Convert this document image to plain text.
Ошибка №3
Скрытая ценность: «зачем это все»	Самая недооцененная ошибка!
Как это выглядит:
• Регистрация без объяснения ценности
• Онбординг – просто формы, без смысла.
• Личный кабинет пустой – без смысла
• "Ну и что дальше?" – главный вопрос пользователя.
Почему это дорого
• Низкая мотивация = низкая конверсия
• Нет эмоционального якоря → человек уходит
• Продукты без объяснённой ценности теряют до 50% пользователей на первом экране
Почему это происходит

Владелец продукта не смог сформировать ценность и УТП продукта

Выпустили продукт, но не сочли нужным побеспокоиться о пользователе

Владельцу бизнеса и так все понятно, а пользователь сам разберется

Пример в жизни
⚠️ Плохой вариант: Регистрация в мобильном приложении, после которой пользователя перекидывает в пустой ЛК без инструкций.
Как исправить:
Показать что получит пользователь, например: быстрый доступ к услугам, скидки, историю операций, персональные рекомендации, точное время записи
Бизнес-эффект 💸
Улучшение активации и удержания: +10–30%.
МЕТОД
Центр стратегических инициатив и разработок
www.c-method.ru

* **WHAT THIS TASK INVOLVES**
What is the number of lines in this listing that contain the word "пустой"? Answer with that number and nothing else.

* **FINAL ANSWER**
2